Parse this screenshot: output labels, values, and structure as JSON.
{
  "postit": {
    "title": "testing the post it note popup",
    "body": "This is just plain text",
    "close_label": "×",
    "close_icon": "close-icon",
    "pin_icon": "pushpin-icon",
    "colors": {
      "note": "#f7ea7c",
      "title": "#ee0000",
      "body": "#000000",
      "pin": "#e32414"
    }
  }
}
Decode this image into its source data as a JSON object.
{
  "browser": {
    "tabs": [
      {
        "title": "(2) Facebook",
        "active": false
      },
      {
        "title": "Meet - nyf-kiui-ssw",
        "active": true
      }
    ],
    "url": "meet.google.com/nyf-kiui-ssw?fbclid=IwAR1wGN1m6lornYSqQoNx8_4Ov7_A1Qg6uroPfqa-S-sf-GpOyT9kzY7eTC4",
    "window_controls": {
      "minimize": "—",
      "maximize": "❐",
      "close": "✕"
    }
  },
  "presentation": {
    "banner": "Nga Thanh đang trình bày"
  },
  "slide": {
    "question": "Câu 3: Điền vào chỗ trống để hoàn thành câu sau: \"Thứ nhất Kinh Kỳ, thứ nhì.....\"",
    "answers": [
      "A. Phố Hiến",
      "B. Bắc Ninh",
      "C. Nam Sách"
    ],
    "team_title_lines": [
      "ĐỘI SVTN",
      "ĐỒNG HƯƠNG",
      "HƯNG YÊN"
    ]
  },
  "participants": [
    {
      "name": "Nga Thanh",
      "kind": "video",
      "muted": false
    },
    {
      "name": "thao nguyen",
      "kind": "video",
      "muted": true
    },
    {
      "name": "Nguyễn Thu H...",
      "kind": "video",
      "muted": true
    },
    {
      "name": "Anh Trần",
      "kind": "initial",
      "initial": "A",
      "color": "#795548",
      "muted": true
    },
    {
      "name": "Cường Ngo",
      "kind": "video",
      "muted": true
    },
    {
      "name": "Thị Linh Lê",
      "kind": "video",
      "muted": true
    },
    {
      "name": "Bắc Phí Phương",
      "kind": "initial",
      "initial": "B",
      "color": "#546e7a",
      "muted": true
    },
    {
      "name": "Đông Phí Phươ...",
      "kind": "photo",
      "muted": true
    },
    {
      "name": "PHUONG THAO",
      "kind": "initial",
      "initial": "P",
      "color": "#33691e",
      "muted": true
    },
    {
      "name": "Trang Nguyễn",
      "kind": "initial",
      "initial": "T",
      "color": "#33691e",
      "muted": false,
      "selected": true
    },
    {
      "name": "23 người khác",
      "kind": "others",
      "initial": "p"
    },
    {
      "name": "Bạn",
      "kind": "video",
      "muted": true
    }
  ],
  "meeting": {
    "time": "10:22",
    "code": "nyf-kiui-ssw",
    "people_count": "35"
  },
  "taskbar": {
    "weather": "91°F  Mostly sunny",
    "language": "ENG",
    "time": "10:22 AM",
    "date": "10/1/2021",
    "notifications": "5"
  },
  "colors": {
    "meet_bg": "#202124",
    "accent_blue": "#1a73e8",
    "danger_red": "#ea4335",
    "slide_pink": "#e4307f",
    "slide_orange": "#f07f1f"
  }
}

The problem: In the data above, how many lines contain the string "false"? Answer with the number only.

Solution below: 3